- **Written exercise**
Write out the records below once more, exactly as they stand.

- **Recorded information**
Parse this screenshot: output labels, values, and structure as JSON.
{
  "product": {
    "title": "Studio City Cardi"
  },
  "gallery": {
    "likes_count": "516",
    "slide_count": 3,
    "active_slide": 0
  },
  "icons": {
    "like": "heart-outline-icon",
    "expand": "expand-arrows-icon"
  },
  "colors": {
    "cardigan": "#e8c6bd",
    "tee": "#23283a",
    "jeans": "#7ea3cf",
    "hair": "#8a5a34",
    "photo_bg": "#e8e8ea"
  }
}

- **Completed task**
Parse this screenshot: output labels, values, and structure as JSON.
{
  "product": {
    "title": "Studio City Cardi"
  },
  "gallery": {
    "likes_count": "516",
    "slide_count": 3,
    "active_slide": 0
  },
  "icons": {
    "like": "heart-outline-icon",
    "expand": "expand-arrows-icon"
  },
  "colors": {
    "cardigan": "#e8c6bd",
    "tee": "#23283a",
    "jeans": "#7ea3cf",
    "hair": "#8a5a34",
    "photo_bg": "#e8e8ea"
  }
}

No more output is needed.